**DATA**
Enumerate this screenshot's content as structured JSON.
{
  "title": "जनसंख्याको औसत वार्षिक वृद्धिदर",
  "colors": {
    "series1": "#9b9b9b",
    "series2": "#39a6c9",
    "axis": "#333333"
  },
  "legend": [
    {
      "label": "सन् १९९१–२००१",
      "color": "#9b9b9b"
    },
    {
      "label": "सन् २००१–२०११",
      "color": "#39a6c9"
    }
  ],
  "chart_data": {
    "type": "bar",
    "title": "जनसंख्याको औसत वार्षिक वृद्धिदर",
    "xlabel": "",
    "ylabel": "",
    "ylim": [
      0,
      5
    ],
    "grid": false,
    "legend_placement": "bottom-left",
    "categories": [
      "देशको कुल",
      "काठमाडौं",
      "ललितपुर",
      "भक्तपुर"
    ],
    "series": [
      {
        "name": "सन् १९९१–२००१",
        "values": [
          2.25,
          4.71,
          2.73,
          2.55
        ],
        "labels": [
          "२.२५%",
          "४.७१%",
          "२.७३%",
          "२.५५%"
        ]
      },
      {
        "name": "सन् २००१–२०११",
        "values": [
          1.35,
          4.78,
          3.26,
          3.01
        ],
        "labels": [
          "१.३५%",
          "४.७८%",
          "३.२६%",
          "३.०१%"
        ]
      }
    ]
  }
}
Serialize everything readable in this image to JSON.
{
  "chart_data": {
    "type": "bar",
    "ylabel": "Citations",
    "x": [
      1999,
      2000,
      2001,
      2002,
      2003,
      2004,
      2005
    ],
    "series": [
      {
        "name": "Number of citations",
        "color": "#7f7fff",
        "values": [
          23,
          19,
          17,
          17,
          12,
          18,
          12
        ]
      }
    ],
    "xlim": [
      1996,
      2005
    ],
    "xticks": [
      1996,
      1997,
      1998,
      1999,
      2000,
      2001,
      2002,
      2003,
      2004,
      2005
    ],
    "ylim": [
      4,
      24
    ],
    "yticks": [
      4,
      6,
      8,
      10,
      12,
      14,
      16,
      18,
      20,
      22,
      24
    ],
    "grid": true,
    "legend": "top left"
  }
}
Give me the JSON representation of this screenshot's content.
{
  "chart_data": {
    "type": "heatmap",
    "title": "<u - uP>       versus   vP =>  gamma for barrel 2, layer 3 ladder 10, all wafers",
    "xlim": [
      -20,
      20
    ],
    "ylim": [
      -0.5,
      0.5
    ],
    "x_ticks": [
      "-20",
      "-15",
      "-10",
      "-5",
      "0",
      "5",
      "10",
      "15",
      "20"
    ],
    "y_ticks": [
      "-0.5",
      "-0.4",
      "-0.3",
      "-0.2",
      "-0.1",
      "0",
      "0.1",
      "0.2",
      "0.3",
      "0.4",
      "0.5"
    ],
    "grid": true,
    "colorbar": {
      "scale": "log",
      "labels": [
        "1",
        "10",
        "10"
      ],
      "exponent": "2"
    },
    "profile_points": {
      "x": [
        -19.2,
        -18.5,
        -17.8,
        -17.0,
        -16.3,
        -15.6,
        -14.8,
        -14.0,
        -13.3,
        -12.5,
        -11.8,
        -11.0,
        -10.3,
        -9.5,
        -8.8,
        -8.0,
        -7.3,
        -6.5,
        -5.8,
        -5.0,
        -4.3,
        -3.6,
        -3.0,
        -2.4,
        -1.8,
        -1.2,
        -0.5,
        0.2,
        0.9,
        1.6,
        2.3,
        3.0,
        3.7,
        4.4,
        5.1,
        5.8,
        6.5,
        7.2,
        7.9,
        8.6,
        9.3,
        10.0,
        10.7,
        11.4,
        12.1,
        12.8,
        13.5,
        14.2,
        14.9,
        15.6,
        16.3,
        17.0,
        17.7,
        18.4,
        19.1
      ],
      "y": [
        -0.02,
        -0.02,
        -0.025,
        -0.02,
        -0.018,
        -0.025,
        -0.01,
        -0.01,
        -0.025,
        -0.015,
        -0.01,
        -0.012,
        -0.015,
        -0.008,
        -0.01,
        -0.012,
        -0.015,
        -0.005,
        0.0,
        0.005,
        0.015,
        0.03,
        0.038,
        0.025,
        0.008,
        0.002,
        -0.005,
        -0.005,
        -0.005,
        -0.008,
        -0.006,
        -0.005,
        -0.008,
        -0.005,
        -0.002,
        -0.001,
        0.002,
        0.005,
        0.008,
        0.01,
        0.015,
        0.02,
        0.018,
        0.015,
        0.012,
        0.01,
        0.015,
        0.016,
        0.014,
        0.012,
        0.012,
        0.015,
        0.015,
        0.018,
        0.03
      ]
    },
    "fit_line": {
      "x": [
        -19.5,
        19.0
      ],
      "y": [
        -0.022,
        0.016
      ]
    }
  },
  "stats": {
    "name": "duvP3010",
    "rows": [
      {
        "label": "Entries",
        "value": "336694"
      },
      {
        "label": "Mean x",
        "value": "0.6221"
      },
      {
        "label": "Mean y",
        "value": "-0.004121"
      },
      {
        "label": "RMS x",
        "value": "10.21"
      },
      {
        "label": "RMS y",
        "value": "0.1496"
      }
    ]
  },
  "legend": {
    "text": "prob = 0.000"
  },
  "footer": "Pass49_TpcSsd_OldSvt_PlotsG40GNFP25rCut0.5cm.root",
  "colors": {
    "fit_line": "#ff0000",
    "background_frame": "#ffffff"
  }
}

**WORK TO COMPLETE**
Reproduce the entries above in full by retyping them exactly.

**THE ANSWER**
Enumerate this screenshot's content as structured JSON.
{
  "title": "जनसंख्याको औसत वार्षिक वृद्धिदर",
  "colors": {
    "series1": "#9b9b9b",
    "series2": "#39a6c9",
    "axis": "#333333"
  },
  "legend": [
    {
      "label": "सन् १९९१–२००१",
      "color": "#9b9b9b"
    },
    {
      "label": "सन् २००१–२०११",
      "color": "#39a6c9"
    }
  ],
  "chart_data": {
    "type": "bar",
    "title": "जनसंख्याको औसत वार्षिक वृद्धिदर",
    "xlabel": "",
    "ylabel": "",
    "ylim": [
      0,
      5
    ],
    "grid": false,
    "legend_placement": "bottom-left",
    "categories": [
      "देशको कुल",
      "काठमाडौं",
      "ललितपुर",
      "भक्तपुर"
    ],
    "series": [
      {
        "name": "सन् १९९१–२००१",
        "values": [
          2.25,
          4.71,
          2.73,
          2.55
        ],
        "labels": [
          "२.२५%",
          "४.७१%",
          "२.७३%",
          "२.५५%"
        ]
      },
      {
        "name": "सन् २००१–२०११",
        "values": [
          1.35,
          4.78,
          3.26,
          3.01
        ],
        "labels": [
          "१.३५%",
          "४.७८%",
          "३.२६%",
          "३.०१%"
        ]
      }
    ]
  }
}
Serialize everything readable in this image to JSON.
{
  "chart_data": {
    "type": "bar",
    "ylabel": "Citations",
    "x": [
      1999,
      2000,
      2001,
      2002,
      2003,
      2004,
      2005
    ],
    "series": [
      {
        "name": "Number of citations",
        "color": "#7f7fff",
        "values": [
          23,
          19,
          17,
          17,
          12,
          18,
          12
        ]
      }
    ],
    "xlim": [
      1996,
      2005
    ],
    "xticks": [
      1996,
      1997,
      1998,
      1999,
      2000,
      2001,
      2002,
      2003,
      2004,
      2005
    ],
    "ylim": [
      4,
      24
    ],
    "yticks": [
      4,
      6,
      8,
      10,
      12,
      14,
      16,
      18,
      20,
      22,
      24
    ],
    "grid": true,
    "legend": "top left"
  }
}
Give me the JSON representation of this screenshot's content.
{
  "chart_data": {
    "type": "heatmap",
    "title": "<u - uP>       versus   vP =>  gamma for barrel 2, layer 3 ladder 10, all wafers",
    "xlim": [
      -20,
      20
    ],
    "ylim": [
      -0.5,
      0.5
    ],
    "x_ticks": [
      "-20",
      "-15",
      "-10",
      "-5",
      "0",
      "5",
      "10",
      "15",
      "20"
    ],
    "y_ticks": [
      "-0.5",
      "-0.4",
      "-0.3",
      "-0.2",
      "-0.1",
      "0",
      "0.1",
      "0.2",
      "0.3",
      "0.4",
      "0.5"
    ],
    "grid": true,
    "colorbar": {
      "scale": "log",
      "labels": [
        "1",
        "10",
        "10"
      ],
      "exponent": "2"
    },
    "profile_points": {
      "x": [
        -19.2,
        -18.5,
        -17.8,
        -17.0,
        -16.3,
        -15.6,
        -14.8,
        -14.0,
        -13.3,
        -12.5,
        -11.8,
        -11.0,
        -10.3,
        -9.5,
        -8.8,
        -8.0,
        -7.3,
        -6.5,
        -5.8,
        -5.0,
        -4.3,
        -3.6,
        -3.0,
        -2.4,
        -1.8,
        -1.2,
        -0.5,
        0.2,
        0.9,
        1.6,
        2.3,
        3.0,
        3.7,
        4.4,
        5.1,
        5.8,
        6.5,
        7.2,
        7.9,
        8.6,
        9.3,
        10.0,
        10.7,
        11.4,
        12.1,
        12.8,
        13.5,
        14.2,
        14.9,
        15.6,
        16.3,
        17.0,
        17.7,
        18.4,
        19.1
      ],
      "y": [
        -0.02,
        -0.02,
        -0.025,
        -0.02,
        -0.018,
        -0.025,
        -0.01,
        -0.01,
        -0.025,
        -0.015,
        -0.01,
        -0.012,
        -0.015,
        -0.008,
        -0.01,
        -0.012,
        -0.015,
        -0.005,
        0.0,
        0.005,
        0.015,
        0.03,
        0.038,
        0.025,
        0.008,
        0.002,
        -0.005,
        -0.005,
        -0.005,
        -0.008,
        -0.006,
        -0.005,
        -0.008,
        -0.005,
        -0.002,
        -0.001,
        0.002,
        0.005,
        0.008,
        0.01,
        0.015,
        0.02,
        0.018,
        0.015,
        0.012,
        0.01,
        0.015,
        0.016,
        0.014,
        0.012,
        0.012,
        0.015,
        0.015,
        0.018,
        0.03
      ]
    },
    "fit_line": {
      "x": [
        -19.5,
        19.0
      ],
      "y": [
        -0.022,
        0.016
      ]
    }
  },
  "stats": {
    "name": "duvP3010",
    "rows": [
      {
        "label": "Entries",
        "value": "336694"
      },
      {
        "label": "Mean x",
        "value": "0.6221"
      },
      {
        "label": "Mean y",
        "value": "-0.004121"
      },
      {
        "label": "RMS x",
        "value": "10.21"
      },
      {
        "label": "RMS y",
        "value": "0.1496"
      }
    ]
  },
  "legend": {
    "text": "prob = 0.000"
  },
  "footer": "Pass49_TpcSsd_OldSvt_PlotsG40GNFP25rCut0.5cm.root",
  "colors": {
    "fit_line": "#ff0000",
    "background_frame": "#ffffff"
  }
}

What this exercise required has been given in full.